[start Task data]
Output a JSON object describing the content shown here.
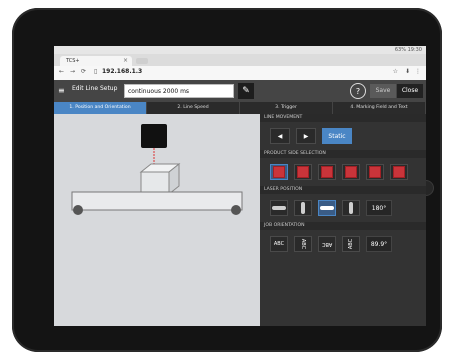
{
  "os": {
    "status_right": "63% 19:30"
  },
  "browser": {
    "tab_title": "TCS+",
    "url": "192.168.1.3",
    "icons": [
      "back-icon",
      "forward-icon",
      "refresh-icon",
      "star-icon",
      "mic-icon",
      "menu-icon"
    ]
  },
  "app": {
    "title": "Edit Line Setup",
    "line_name": "continuous 2000 ms",
    "help_label": "?",
    "save_label": "Save",
    "close_label": "Close",
    "steps": [
      "1. Position and Orientation",
      "2. Line Speed",
      "3. Trigger",
      "4. Marking Field and Text"
    ],
    "sections": {
      "line_movement": "LINE MOVEMENT",
      "product_side": "PRODUCT SIDE SELECTION",
      "laser_position": "LASER POSITION",
      "job_orientation": "JOB ORIENTATION"
    },
    "static_label": "Static",
    "laser_angle": "180°",
    "job_angle": "89.9°",
    "orientation_labels": [
      "ABC",
      "ABC",
      "ABC",
      "ABC"
    ],
    "accent": "#4a86c5"
  }
}
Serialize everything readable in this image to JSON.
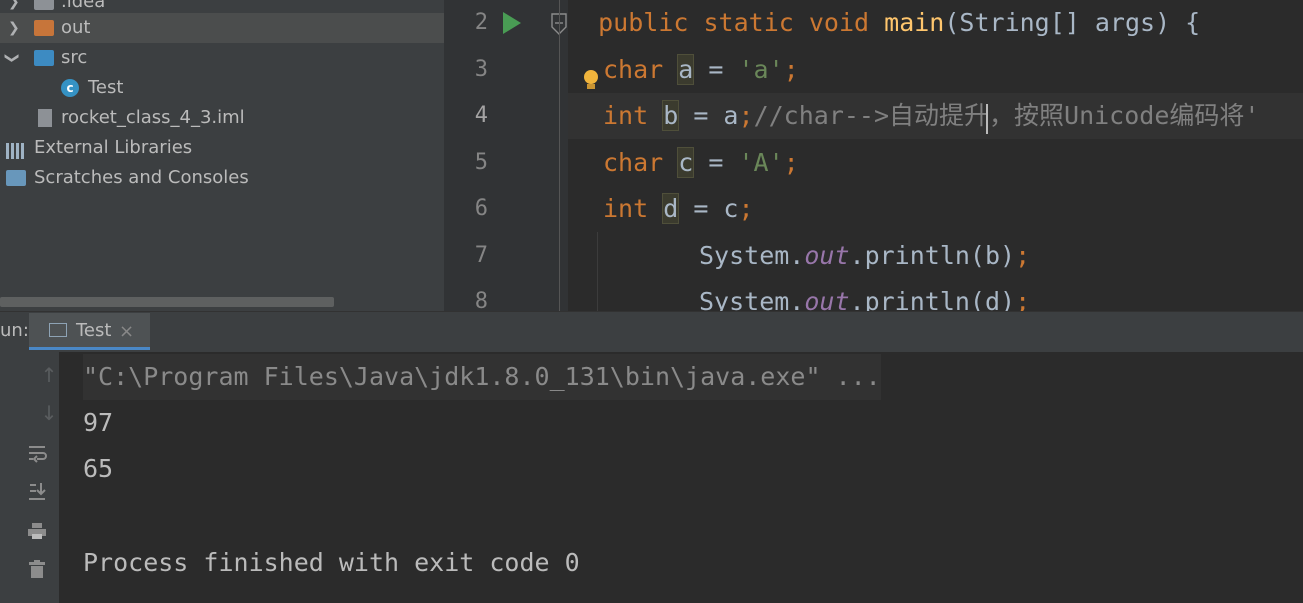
{
  "project_tree": {
    "items": [
      {
        "label": ".idea",
        "kind": "folder"
      },
      {
        "label": "out",
        "kind": "folder-orange"
      },
      {
        "label": "src",
        "kind": "folder-blue"
      },
      {
        "label": "Test",
        "kind": "class"
      },
      {
        "label": "rocket_class_4_3.iml",
        "kind": "file"
      },
      {
        "label": "External Libraries",
        "kind": "libraries"
      },
      {
        "label": "Scratches and Consoles",
        "kind": "scratches"
      }
    ]
  },
  "editor": {
    "line_numbers": [
      "2",
      "3",
      "4",
      "5",
      "6",
      "7",
      "8"
    ],
    "current_line": "4",
    "lines": {
      "l2": {
        "indent": "  ",
        "kw1": "public",
        "kw2": "static",
        "kw3": "void",
        "fn": "main",
        "rest": "(String[] args) {"
      },
      "l3": {
        "kw": "char",
        "var": "a",
        "eq": " = ",
        "str": "'a'",
        "semi": ";"
      },
      "l4": {
        "kw": "int",
        "var": "b",
        "mid": " = a",
        "semi": ";",
        "comment": "//char-->自动提升，按照Unicode编码将'"
      },
      "l5": {
        "kw": "char",
        "var": "c",
        "eq": " = ",
        "str": "'A'",
        "semi": ";"
      },
      "l6": {
        "kw": "int",
        "var": "d",
        "mid": " = c",
        "semi": ";"
      },
      "l7": {
        "indent": "    ",
        "obj": "System.",
        "field": "out",
        "call": ".println(b)",
        "semi": ";"
      },
      "l8": {
        "indent": "    ",
        "obj": "System.",
        "field": "out",
        "call": ".println(d)",
        "semi": ";"
      }
    }
  },
  "run_panel": {
    "label": "un:",
    "tab_label": "Test",
    "tab_close": "×",
    "console_lines": [
      "\"C:\\Program Files\\Java\\jdk1.8.0_131\\bin\\java.exe\" ...",
      "97",
      "65",
      "",
      "Process finished with exit code 0"
    ]
  },
  "icons": {
    "tree_expand": "chevron-right-icon",
    "tree_collapse": "chevron-down-icon",
    "run": "run-gutter-icon",
    "intention": "lightbulb-icon"
  },
  "colors": {
    "keyword": "#cc7832",
    "function": "#ffc66d",
    "string": "#6a8759",
    "comment": "#808080",
    "static_field": "#9876aa",
    "run_green": "#499c54"
  }
}
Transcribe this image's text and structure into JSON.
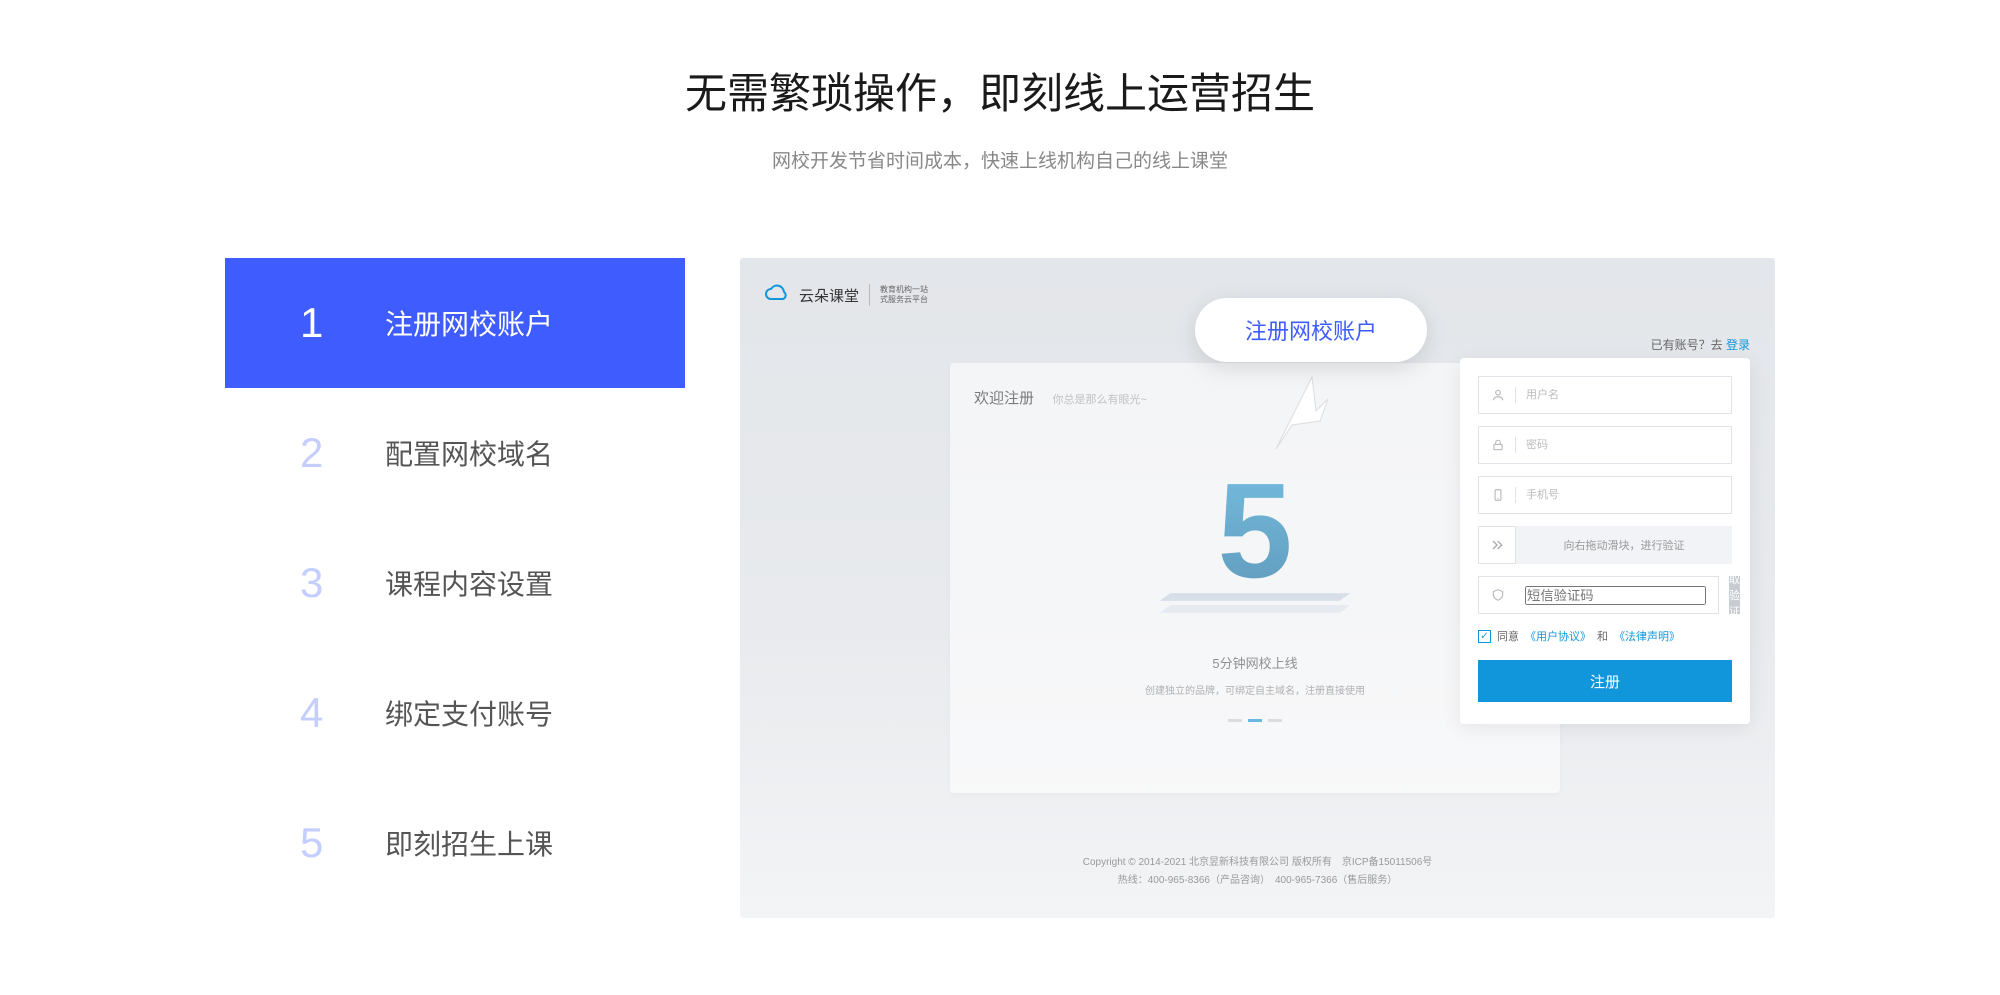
{
  "header": {
    "title": "无需繁琐操作，即刻线上运营招生",
    "subtitle": "网校开发节省时间成本，快速上线机构自己的线上课堂"
  },
  "sidebar": {
    "items": [
      {
        "num": "1",
        "label": "注册网校账户",
        "active": true
      },
      {
        "num": "2",
        "label": "配置网校域名",
        "active": false
      },
      {
        "num": "3",
        "label": "课程内容设置",
        "active": false
      },
      {
        "num": "4",
        "label": "绑定支付账号",
        "active": false
      },
      {
        "num": "5",
        "label": "即刻招生上课",
        "active": false
      }
    ]
  },
  "preview": {
    "logo_text": "云朵课堂",
    "logo_sub_line1": "教育机构一站",
    "logo_sub_line2": "式服务云平台",
    "already_text": "已有账号？去 ",
    "login_link": "登录",
    "welcome_title": "欢迎注册",
    "welcome_sub": "你总是那么有眼光~",
    "big5_caption": "5分钟网校上线",
    "big5_desc": "创建独立的品牌，可绑定自主域名，注册直接使用",
    "form": {
      "username_placeholder": "用户名",
      "password_placeholder": "密码",
      "phone_placeholder": "手机号",
      "slider_text": "向右拖动滑块，进行验证",
      "sms_placeholder": "短信验证码",
      "sms_button": "获取验证码",
      "agree_prefix": "同意",
      "agree_user": "《用户协议》",
      "agree_and": "和",
      "agree_law": "《法律声明》",
      "register_button": "注册"
    },
    "footer_line1": "Copyright © 2014-2021 北京昱新科技有限公司 版权所有　京ICP备15011506号",
    "footer_line2": "热线：400-965-8366（产品咨询）　400-965-7366（售后服务）",
    "tooltip": "注册网校账户"
  }
}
[end Task data]
• [Exercise] Of the lines above, copy each that contains "JSON".

• [Output for this task]
Output a JSON object describing the content shown here.
Serialize everything readable in this image to JSON.
Transcribe this image's text and structure into JSON.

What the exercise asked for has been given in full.